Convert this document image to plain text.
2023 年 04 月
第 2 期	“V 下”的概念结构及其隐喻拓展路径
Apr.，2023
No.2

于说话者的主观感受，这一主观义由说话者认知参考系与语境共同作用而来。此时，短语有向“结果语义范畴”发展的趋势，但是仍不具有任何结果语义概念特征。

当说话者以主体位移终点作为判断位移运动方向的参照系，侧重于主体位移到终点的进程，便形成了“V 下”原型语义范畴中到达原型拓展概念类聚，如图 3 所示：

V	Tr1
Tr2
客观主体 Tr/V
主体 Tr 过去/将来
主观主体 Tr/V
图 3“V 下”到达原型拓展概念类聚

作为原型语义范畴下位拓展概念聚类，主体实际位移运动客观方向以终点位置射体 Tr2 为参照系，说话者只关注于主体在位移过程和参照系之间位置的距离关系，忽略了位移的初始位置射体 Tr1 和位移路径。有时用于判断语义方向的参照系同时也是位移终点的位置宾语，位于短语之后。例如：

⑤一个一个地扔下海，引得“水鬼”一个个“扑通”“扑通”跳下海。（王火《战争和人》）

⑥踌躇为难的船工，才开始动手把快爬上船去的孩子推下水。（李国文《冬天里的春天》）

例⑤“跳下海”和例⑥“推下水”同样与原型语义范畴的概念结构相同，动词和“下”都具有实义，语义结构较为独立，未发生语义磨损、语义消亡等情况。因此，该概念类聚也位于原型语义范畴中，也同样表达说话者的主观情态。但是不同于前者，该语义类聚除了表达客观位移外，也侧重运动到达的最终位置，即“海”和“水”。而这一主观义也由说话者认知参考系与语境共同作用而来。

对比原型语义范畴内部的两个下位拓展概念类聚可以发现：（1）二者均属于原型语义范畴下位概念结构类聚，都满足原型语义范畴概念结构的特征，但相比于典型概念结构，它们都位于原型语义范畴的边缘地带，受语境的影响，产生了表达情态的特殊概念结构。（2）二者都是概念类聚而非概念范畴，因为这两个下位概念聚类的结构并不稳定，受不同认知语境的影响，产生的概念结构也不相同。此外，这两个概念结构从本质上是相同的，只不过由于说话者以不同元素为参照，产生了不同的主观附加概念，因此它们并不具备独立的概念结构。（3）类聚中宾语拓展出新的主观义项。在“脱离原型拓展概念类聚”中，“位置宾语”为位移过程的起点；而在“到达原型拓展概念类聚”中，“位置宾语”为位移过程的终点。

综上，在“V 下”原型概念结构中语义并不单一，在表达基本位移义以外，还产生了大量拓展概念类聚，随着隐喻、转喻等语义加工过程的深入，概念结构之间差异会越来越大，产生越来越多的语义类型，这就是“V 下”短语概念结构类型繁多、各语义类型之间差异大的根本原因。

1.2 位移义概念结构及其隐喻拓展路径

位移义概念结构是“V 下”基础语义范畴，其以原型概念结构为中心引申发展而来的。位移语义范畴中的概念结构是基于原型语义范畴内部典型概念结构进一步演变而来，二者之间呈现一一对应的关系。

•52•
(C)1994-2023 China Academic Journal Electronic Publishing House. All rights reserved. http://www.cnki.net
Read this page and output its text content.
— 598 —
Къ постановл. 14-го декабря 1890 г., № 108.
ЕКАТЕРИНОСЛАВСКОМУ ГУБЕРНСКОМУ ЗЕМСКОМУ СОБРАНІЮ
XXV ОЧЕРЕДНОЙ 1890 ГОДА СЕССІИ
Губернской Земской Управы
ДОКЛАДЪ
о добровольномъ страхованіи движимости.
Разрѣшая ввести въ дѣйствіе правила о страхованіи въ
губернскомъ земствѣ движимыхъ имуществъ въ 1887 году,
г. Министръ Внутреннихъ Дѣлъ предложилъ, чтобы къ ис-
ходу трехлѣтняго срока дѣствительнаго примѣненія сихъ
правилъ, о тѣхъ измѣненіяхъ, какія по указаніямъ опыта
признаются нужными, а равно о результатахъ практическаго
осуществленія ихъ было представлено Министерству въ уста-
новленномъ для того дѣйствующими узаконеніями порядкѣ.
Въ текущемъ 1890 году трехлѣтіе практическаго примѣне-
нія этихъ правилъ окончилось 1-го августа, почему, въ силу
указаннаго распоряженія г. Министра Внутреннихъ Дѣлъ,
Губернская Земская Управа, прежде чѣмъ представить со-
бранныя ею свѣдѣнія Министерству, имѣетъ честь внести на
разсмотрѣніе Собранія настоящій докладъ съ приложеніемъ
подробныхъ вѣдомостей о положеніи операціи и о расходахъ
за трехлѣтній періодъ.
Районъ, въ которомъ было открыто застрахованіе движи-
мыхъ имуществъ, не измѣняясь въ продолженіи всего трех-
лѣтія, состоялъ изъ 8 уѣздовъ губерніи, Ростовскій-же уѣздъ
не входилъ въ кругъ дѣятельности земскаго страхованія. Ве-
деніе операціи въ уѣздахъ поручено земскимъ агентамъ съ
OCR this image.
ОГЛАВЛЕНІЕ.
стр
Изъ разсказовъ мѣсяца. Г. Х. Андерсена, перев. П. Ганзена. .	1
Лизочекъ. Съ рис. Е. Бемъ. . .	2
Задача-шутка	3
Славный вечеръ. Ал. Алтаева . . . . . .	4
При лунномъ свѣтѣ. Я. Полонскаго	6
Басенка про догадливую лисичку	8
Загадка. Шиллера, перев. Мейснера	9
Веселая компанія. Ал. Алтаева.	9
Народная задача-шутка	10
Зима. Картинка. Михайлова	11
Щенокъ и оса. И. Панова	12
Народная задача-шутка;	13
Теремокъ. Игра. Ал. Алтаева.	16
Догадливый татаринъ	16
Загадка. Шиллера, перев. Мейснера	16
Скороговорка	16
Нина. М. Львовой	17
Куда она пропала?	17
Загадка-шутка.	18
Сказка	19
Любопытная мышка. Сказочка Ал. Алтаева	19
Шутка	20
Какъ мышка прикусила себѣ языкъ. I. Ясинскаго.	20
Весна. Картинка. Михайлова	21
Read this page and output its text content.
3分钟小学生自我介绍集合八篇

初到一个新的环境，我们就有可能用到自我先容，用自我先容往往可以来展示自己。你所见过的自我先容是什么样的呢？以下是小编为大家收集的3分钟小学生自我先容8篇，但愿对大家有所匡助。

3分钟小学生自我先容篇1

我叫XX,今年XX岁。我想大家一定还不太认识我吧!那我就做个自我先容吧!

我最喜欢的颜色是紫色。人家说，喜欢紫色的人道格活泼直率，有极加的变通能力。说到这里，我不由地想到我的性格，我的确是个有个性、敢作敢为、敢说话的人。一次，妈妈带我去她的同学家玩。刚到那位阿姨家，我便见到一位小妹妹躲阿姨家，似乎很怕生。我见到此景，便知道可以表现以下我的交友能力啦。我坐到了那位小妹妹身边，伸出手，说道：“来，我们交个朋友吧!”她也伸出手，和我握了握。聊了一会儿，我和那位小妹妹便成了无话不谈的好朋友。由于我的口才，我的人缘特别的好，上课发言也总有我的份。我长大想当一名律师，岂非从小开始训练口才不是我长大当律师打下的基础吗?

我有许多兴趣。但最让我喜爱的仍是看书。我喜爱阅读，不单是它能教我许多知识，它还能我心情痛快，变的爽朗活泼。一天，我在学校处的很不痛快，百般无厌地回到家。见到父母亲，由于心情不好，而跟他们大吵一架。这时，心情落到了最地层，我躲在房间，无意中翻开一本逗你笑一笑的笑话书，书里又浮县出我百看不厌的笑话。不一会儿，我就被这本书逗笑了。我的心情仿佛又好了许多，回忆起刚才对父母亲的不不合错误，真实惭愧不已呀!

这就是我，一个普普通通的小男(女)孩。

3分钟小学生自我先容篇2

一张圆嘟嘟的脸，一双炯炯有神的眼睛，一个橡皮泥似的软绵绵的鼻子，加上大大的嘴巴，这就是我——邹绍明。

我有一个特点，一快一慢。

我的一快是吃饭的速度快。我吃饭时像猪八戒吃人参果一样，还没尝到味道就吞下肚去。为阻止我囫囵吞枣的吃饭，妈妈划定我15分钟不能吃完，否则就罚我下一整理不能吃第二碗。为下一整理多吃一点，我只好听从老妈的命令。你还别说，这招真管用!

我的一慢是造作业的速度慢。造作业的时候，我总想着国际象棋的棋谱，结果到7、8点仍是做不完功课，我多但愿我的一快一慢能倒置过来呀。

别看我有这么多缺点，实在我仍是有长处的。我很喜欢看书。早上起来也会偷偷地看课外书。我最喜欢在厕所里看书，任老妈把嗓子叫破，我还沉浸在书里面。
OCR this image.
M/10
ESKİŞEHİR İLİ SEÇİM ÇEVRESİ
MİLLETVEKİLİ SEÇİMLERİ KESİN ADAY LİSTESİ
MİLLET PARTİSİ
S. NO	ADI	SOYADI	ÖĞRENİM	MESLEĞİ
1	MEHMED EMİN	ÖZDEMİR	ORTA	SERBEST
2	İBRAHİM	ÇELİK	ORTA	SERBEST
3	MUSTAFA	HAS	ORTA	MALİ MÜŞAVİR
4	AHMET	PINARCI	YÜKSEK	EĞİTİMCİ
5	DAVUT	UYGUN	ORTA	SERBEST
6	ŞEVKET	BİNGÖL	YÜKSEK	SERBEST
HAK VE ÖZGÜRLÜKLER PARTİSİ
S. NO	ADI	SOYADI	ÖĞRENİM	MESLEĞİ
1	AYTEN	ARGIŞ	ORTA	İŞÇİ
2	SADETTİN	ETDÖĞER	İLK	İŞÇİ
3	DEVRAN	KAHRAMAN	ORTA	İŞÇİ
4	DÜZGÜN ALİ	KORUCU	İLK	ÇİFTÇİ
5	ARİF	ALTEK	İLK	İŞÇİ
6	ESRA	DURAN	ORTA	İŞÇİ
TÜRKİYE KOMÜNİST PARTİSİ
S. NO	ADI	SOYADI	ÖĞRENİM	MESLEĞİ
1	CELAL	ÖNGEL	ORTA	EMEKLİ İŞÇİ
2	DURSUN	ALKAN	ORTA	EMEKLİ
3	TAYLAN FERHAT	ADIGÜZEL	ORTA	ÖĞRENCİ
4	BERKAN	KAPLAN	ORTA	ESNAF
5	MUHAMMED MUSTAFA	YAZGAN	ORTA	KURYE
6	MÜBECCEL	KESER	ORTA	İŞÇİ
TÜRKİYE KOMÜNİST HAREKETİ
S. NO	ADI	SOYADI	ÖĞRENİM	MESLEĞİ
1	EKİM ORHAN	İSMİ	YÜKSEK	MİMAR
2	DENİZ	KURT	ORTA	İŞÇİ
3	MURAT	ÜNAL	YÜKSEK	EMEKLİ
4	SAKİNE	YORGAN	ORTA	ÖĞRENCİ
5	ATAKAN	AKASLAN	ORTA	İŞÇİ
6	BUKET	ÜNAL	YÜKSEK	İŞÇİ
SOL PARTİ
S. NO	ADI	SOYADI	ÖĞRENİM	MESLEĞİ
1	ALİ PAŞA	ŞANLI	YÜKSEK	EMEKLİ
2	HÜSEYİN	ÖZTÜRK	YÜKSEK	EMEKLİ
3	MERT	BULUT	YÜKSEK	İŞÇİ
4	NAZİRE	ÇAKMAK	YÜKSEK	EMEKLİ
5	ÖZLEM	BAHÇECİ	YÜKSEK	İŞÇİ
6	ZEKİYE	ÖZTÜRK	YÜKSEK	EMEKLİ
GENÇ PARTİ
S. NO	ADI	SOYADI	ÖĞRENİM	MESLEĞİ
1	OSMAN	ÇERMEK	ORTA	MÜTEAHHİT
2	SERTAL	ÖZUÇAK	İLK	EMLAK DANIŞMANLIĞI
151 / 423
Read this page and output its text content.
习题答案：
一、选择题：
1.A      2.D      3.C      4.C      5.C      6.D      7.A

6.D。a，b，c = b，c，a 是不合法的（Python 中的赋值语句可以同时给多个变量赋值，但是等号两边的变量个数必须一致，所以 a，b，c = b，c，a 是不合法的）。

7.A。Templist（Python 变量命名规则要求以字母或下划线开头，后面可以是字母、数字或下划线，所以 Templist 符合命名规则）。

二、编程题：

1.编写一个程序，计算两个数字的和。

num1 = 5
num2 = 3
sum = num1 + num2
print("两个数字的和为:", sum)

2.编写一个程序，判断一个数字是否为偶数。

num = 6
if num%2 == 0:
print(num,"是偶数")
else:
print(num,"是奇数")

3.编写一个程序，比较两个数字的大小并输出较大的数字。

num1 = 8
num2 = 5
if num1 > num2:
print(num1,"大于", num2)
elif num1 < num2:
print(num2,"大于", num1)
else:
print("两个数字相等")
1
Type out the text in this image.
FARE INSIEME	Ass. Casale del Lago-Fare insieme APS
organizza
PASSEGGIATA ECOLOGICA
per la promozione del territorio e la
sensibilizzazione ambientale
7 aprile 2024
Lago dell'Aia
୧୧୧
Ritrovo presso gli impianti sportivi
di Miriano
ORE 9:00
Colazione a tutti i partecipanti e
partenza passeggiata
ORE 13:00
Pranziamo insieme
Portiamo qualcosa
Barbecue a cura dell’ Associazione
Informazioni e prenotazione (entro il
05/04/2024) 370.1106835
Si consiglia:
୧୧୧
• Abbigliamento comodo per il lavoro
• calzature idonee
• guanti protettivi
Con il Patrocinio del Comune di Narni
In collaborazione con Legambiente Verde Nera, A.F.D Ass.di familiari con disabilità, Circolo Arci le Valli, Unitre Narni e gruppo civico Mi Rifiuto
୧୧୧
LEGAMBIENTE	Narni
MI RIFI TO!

════

> _Goal of the exercise_:
Count the lines in the material above where the string "PARTİSİ" appears, then state only that count.

> _Correct response_:
3